------ Record list

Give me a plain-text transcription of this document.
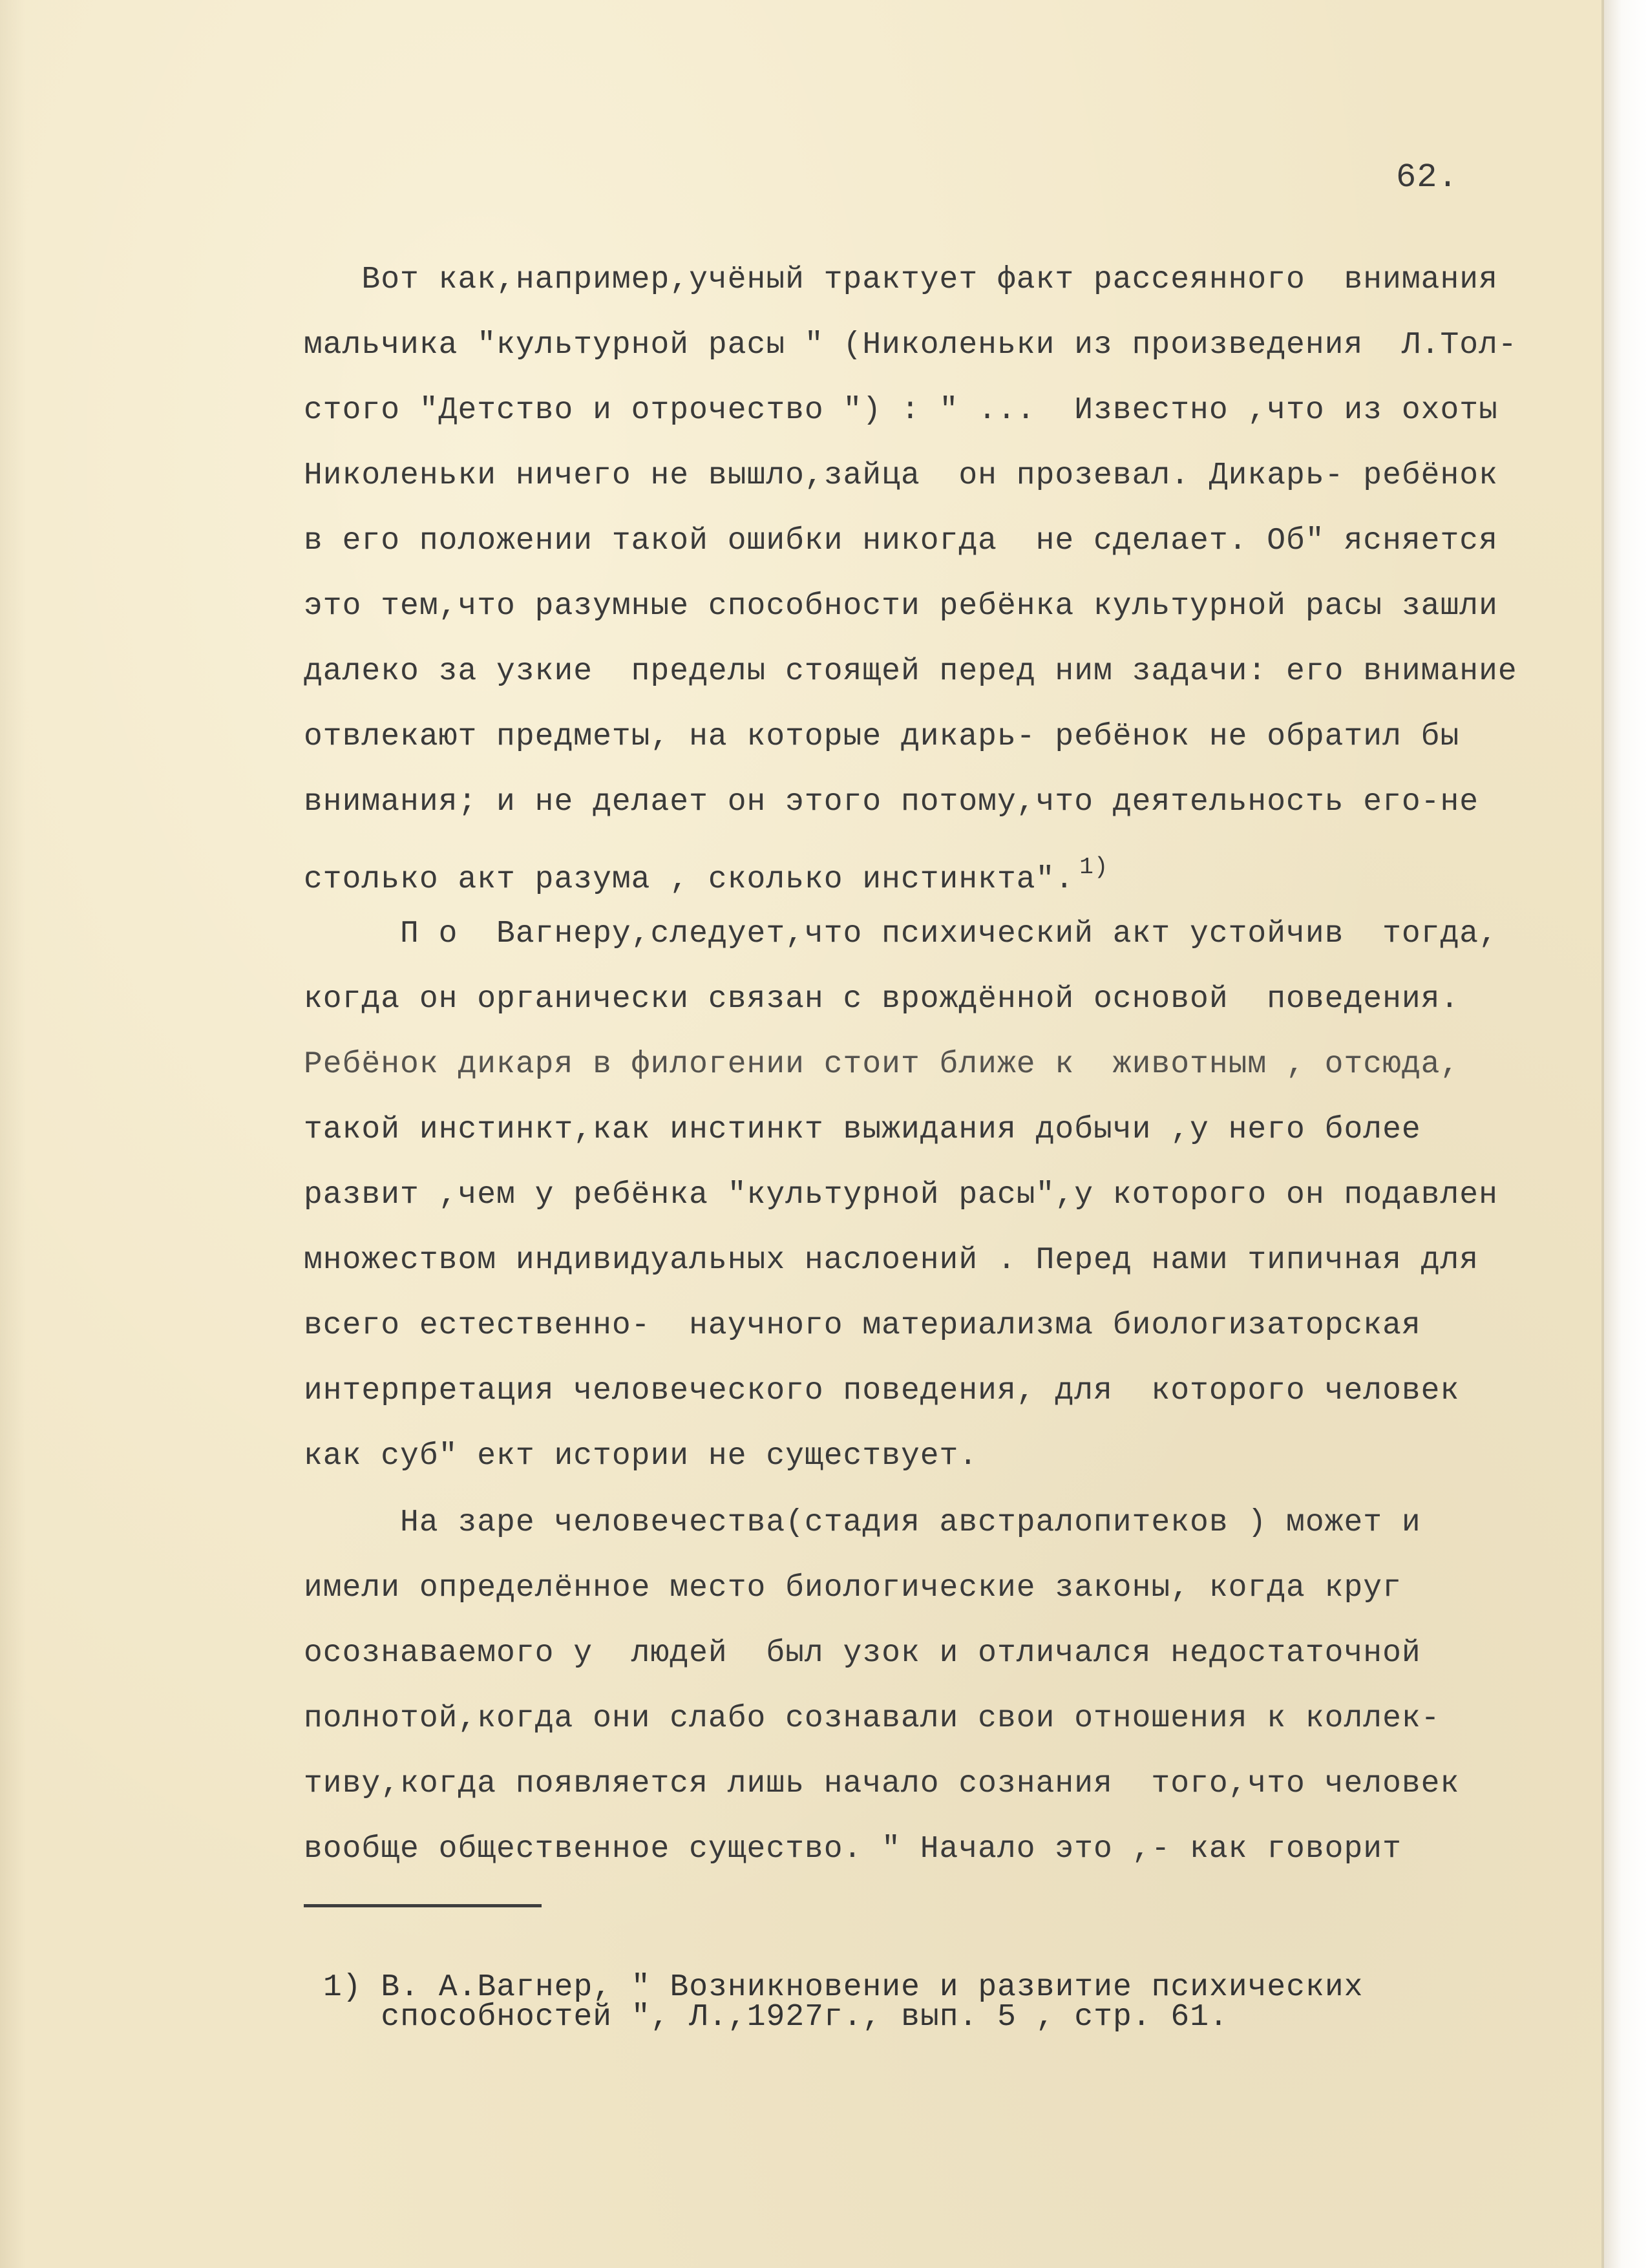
62.
Вот как,например,учёный трактует факт рассеянного  внимания
мальчика "культурной расы " (Николеньки из произведения  Л.Тол-
стого "Детство и отрочество ") : " ...  Известно ,что из охоты
Николеньки ничего не вышло,зайца  он прозевал. Дикарь- ребёнок
в его положении такой ошибки никогда  не сделает. Об" ясняется
это тем,что разумные способности ребёнка культурной расы зашли
далеко за узкие  пределы стоящей перед ним задачи: его внимание
отвлекают предметы, на которые дикарь- ребёнок не обратил бы
внимания; и не делает он этого потому,что деятельность его-не
столько акт разума , сколько инстинкта". $^{1)}$
П о  Вагнеру,следует,что психический акт устойчив  тогда,
когда он органически связан с врождённой основой  поведения.
Ребёнок дикаря в филогении стоит ближе к  животным , отсюда,
такой инстинкт,как инстинкт выжидания добычи ,у него более
развит ,чем у ребёнка "культурной расы",у которого он подавлен
множеством индивидуальных наслоений . Перед нами типичная для
всего естественно-  научного материализма биологизаторская
интерпретация человеческого поведения, для  которого человек
как суб" ект истории не существует.
На заре человечества(стадия австралопитеков ) может и
имели определённое место биологические законы, когда круг
осознаваемого у  людей  был узок и отличался недостаточной
полнотой,когда они слабо сознавали свои отношения к коллек-
тиву,когда появляется лишь начало сознания  того,что человек
вообще общественное существо. " Начало это ,- как говорит
1) В. А.Вагнер, " Возникновение и развитие психических
способностей ", Л.,1927г., вып. 5 , стр. 61.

------------

*What you have to do*. Give every line above again exactly, with no pictures.

*Task answer*.
Give me a plain-text transcription of this document.
62.
Вот как,например,учёный трактует факт рассеянного  внимания
мальчика "культурной расы " (Николеньки из произведения  Л.Тол-
стого "Детство и отрочество ") : " ...  Известно ,что из охоты
Николеньки ничего не вышло,зайца  он прозевал. Дикарь- ребёнок
в его положении такой ошибки никогда  не сделает. Об" ясняется
это тем,что разумные способности ребёнка культурной расы зашли
далеко за узкие  пределы стоящей перед ним задачи: его внимание
отвлекают предметы, на которые дикарь- ребёнок не обратил бы
внимания; и не делает он этого потому,что деятельность его-не
столько акт разума , сколько инстинкта". $^{1)}$
П о  Вагнеру,следует,что психический акт устойчив  тогда,
когда он органически связан с врождённой основой  поведения.
Ребёнок дикаря в филогении стоит ближе к  животным , отсюда,
такой инстинкт,как инстинкт выжидания добычи ,у него более
развит ,чем у ребёнка "культурной расы",у которого он подавлен
множеством индивидуальных наслоений . Перед нами типичная для
всего естественно-  научного материализма биологизаторская
интерпретация человеческого поведения, для  которого человек
как суб" ект истории не существует.
На заре человечества(стадия австралопитеков ) может и
имели определённое место биологические законы, когда круг
осознаваемого у  людей  был узок и отличался недостаточной
полнотой,когда они слабо сознавали свои отношения к коллек-
тиву,когда появляется лишь начало сознания  того,что человек
вообще общественное существо. " Начало это ,- как говорит
1) В. А.Вагнер, " Возникновение и развитие психических
способностей ", Л.,1927г., вып. 5 , стр. 61.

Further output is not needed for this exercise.